» **What you will do**
Go through the data below. Pull out every line that has the word "Affairs".

» **Entries from a dataset**
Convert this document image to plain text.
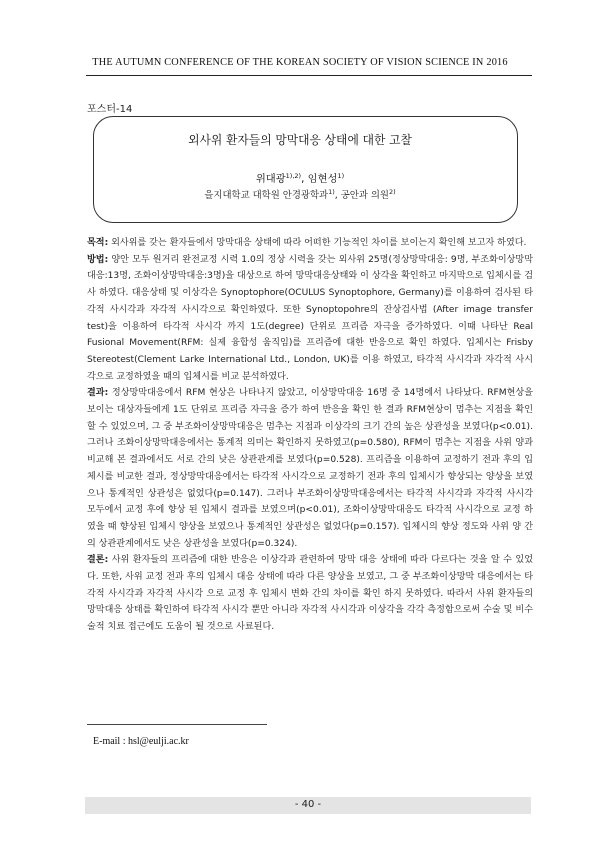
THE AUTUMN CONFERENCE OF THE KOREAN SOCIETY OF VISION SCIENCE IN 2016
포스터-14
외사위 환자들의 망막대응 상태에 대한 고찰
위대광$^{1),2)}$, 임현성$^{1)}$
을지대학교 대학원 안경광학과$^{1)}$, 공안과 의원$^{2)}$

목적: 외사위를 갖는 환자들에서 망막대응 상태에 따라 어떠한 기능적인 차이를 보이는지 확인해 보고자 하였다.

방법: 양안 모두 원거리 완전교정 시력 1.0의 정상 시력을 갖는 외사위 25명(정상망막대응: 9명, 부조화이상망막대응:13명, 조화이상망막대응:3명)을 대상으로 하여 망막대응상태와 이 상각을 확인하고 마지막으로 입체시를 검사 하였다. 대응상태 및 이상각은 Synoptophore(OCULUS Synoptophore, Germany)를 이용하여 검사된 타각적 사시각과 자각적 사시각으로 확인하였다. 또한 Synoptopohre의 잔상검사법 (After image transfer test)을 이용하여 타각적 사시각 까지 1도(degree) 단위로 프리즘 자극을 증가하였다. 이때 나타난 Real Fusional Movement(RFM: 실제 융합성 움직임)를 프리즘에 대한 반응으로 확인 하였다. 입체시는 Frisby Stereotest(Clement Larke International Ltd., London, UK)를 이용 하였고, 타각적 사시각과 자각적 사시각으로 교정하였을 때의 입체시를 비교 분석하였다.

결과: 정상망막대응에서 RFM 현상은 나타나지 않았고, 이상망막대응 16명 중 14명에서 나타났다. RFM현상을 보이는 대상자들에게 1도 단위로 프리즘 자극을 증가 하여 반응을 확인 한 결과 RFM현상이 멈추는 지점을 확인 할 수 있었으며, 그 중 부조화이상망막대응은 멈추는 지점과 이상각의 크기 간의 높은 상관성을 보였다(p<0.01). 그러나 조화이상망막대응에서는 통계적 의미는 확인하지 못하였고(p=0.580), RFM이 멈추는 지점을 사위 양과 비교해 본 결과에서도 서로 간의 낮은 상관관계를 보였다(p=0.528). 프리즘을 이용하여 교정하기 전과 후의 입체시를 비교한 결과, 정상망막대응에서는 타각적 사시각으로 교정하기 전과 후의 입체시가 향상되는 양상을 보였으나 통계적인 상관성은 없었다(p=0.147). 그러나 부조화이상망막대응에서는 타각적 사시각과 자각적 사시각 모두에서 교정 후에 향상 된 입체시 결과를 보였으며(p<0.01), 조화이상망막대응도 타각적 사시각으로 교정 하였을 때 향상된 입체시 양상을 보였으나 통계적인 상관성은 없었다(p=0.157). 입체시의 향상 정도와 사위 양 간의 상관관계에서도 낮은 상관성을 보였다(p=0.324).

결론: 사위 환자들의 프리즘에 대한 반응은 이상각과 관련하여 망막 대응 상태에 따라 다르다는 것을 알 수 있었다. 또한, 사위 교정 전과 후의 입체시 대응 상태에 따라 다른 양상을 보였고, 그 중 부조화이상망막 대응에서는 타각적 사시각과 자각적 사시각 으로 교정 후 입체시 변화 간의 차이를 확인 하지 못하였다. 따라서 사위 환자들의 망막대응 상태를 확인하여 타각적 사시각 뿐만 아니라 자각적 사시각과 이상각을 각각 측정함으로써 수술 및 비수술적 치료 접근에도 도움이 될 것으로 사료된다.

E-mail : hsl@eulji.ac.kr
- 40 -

==

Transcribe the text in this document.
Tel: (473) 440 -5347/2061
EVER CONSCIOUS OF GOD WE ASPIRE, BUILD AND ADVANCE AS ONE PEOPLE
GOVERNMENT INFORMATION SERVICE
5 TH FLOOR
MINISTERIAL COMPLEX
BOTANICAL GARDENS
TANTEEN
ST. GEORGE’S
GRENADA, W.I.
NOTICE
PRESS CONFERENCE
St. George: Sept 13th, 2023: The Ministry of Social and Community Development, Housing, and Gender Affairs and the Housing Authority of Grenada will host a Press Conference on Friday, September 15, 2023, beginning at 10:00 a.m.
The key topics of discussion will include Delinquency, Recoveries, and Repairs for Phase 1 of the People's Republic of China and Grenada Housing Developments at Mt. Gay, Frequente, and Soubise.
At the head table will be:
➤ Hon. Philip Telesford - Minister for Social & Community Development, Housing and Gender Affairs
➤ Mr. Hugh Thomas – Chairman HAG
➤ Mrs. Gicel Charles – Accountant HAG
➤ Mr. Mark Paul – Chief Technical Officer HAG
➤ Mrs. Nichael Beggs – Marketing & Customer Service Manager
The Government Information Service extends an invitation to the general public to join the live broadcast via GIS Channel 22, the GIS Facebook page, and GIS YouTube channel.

» **Right answer**
St. George: Sept 13th, 2023: The Ministry of Social and Community Development, Housing, and Gender Affairs and the Housing Authority of Grenada will host a Press Conference on Friday, September 15, 2023, beginning at 10:00 a.m.
➤ Hon. Philip Telesford - Minister for Social & Community Development, Housing and Gender Affairs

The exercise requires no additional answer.